◆ Available data

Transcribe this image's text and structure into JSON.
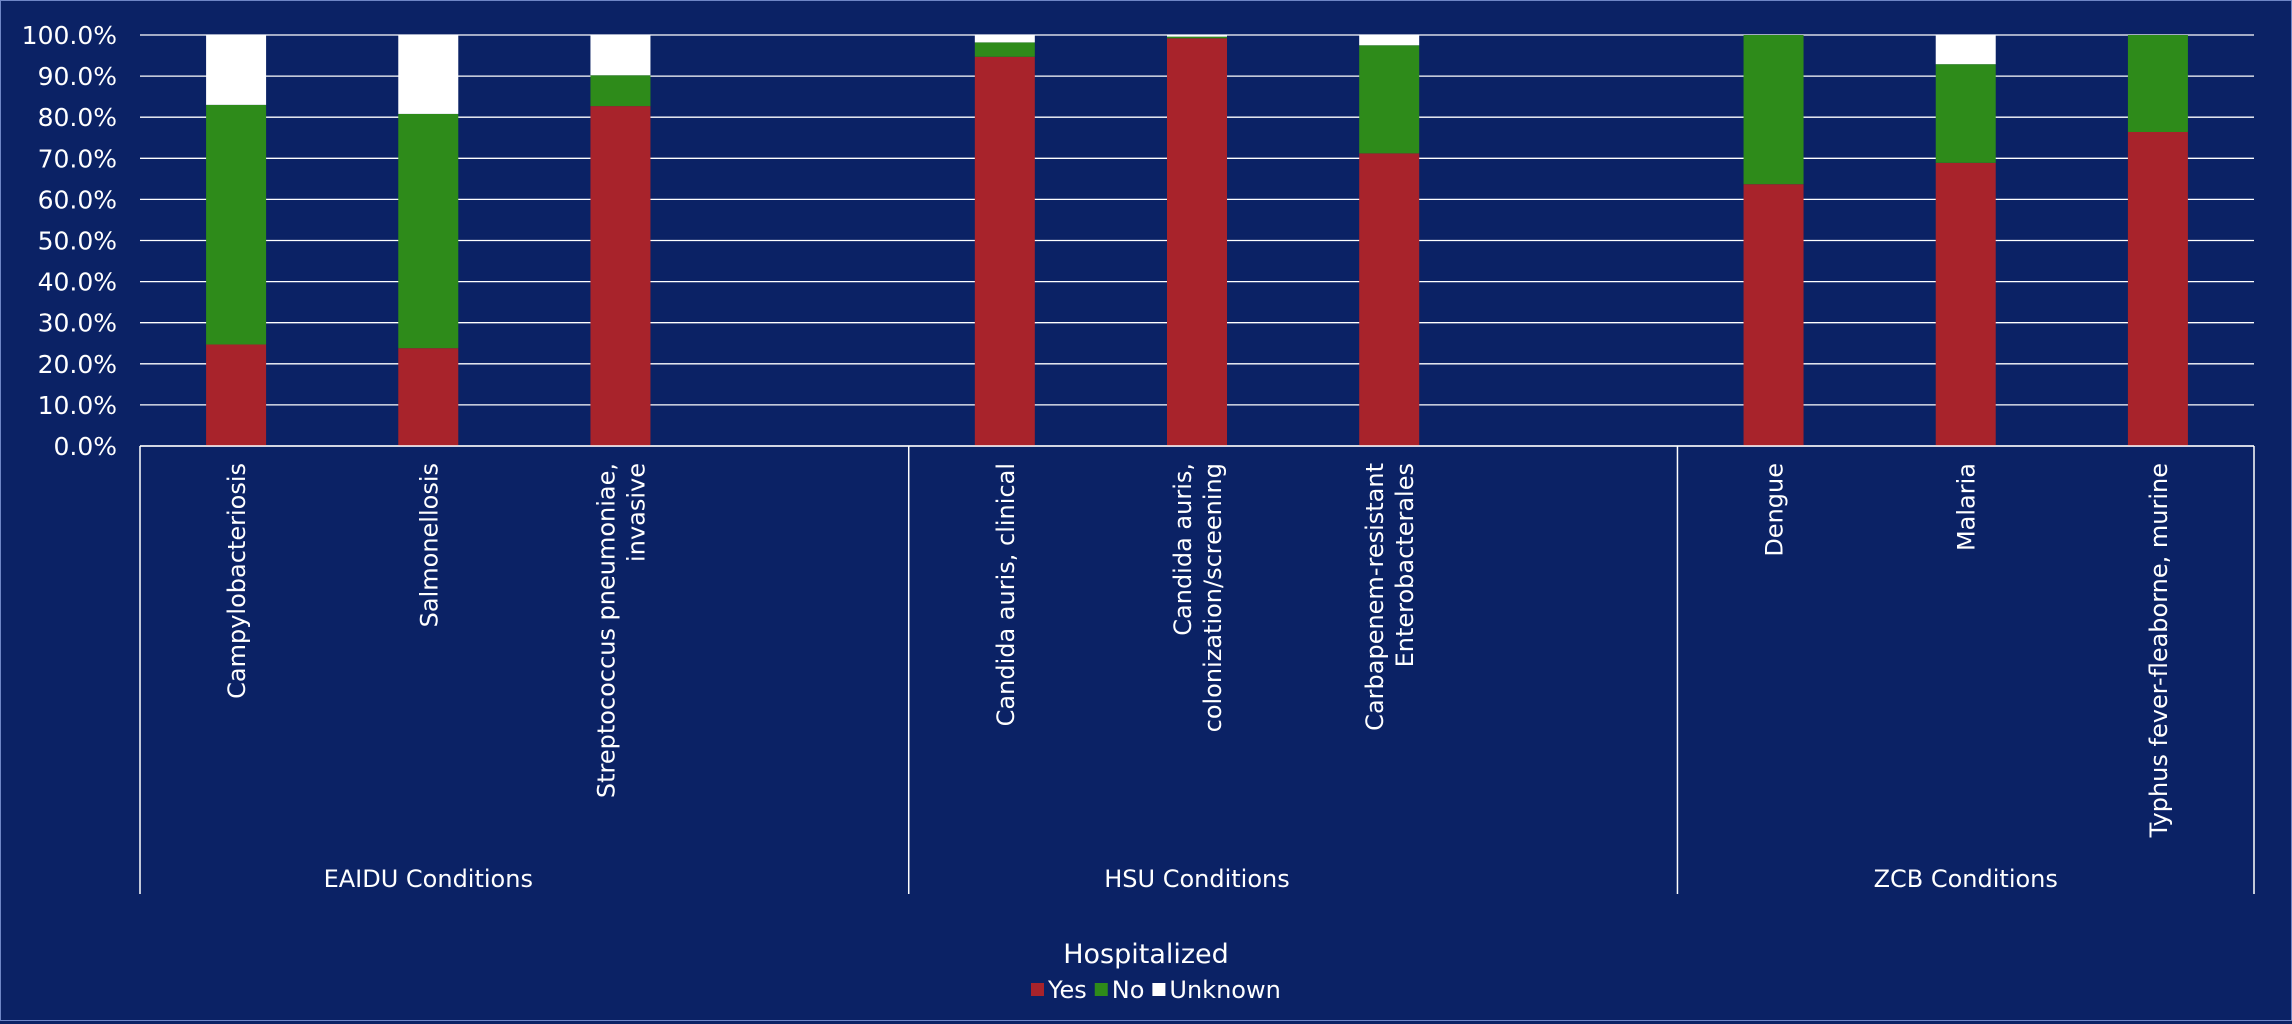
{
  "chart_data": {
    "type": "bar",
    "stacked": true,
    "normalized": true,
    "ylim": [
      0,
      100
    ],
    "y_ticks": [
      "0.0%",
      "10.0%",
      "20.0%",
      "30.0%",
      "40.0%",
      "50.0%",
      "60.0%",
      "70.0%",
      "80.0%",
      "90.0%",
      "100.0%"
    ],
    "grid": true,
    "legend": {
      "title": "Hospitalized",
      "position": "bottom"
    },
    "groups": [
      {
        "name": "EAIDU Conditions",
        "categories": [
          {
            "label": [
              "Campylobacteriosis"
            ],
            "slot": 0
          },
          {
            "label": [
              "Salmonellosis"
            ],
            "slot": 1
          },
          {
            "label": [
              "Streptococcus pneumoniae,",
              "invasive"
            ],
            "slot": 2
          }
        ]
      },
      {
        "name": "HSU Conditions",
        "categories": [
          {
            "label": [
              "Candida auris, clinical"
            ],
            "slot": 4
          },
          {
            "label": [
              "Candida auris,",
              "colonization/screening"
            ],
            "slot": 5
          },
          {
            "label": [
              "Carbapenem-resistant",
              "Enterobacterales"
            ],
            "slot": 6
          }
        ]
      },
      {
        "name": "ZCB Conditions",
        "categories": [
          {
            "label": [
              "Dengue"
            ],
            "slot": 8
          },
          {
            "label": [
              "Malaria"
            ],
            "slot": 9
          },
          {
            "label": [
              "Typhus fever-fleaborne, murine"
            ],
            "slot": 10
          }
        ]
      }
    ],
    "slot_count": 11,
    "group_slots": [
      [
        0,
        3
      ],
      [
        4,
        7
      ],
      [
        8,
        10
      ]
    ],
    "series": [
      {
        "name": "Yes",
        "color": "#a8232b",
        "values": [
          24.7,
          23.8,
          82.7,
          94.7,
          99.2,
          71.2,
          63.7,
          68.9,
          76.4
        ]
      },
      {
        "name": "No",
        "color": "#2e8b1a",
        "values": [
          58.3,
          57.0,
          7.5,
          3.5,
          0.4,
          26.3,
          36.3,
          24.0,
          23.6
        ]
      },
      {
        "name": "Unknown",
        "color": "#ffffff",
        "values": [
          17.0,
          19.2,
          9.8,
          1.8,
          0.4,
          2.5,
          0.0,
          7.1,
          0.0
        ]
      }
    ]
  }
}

◆ What to produce
Please give the data again unaltered, leaving out any images.

◆ Solution for this problem
Transcribe this image's text and structure into JSON.
{
  "chart_data": {
    "type": "bar",
    "stacked": true,
    "normalized": true,
    "ylim": [
      0,
      100
    ],
    "y_ticks": [
      "0.0%",
      "10.0%",
      "20.0%",
      "30.0%",
      "40.0%",
      "50.0%",
      "60.0%",
      "70.0%",
      "80.0%",
      "90.0%",
      "100.0%"
    ],
    "grid": true,
    "legend": {
      "title": "Hospitalized",
      "position": "bottom"
    },
    "groups": [
      {
        "name": "EAIDU Conditions",
        "categories": [
          {
            "label": [
              "Campylobacteriosis"
            ],
            "slot": 0
          },
          {
            "label": [
              "Salmonellosis"
            ],
            "slot": 1
          },
          {
            "label": [
              "Streptococcus pneumoniae,",
              "invasive"
            ],
            "slot": 2
          }
        ]
      },
      {
        "name": "HSU Conditions",
        "categories": [
          {
            "label": [
              "Candida auris, clinical"
            ],
            "slot": 4
          },
          {
            "label": [
              "Candida auris,",
              "colonization/screening"
            ],
            "slot": 5
          },
          {
            "label": [
              "Carbapenem-resistant",
              "Enterobacterales"
            ],
            "slot": 6
          }
        ]
      },
      {
        "name": "ZCB Conditions",
        "categories": [
          {
            "label": [
              "Dengue"
            ],
            "slot": 8
          },
          {
            "label": [
              "Malaria"
            ],
            "slot": 9
          },
          {
            "label": [
              "Typhus fever-fleaborne, murine"
            ],
            "slot": 10
          }
        ]
      }
    ],
    "slot_count": 11,
    "group_slots": [
      [
        0,
        3
      ],
      [
        4,
        7
      ],
      [
        8,
        10
      ]
    ],
    "series": [
      {
        "name": "Yes",
        "color": "#a8232b",
        "values": [
          24.7,
          23.8,
          82.7,
          94.7,
          99.2,
          71.2,
          63.7,
          68.9,
          76.4
        ]
      },
      {
        "name": "No",
        "color": "#2e8b1a",
        "values": [
          58.3,
          57.0,
          7.5,
          3.5,
          0.4,
          26.3,
          36.3,
          24.0,
          23.6
        ]
      },
      {
        "name": "Unknown",
        "color": "#ffffff",
        "values": [
          17.0,
          19.2,
          9.8,
          1.8,
          0.4,
          2.5,
          0.0,
          7.1,
          0.0
        ]
      }
    ]
  }
}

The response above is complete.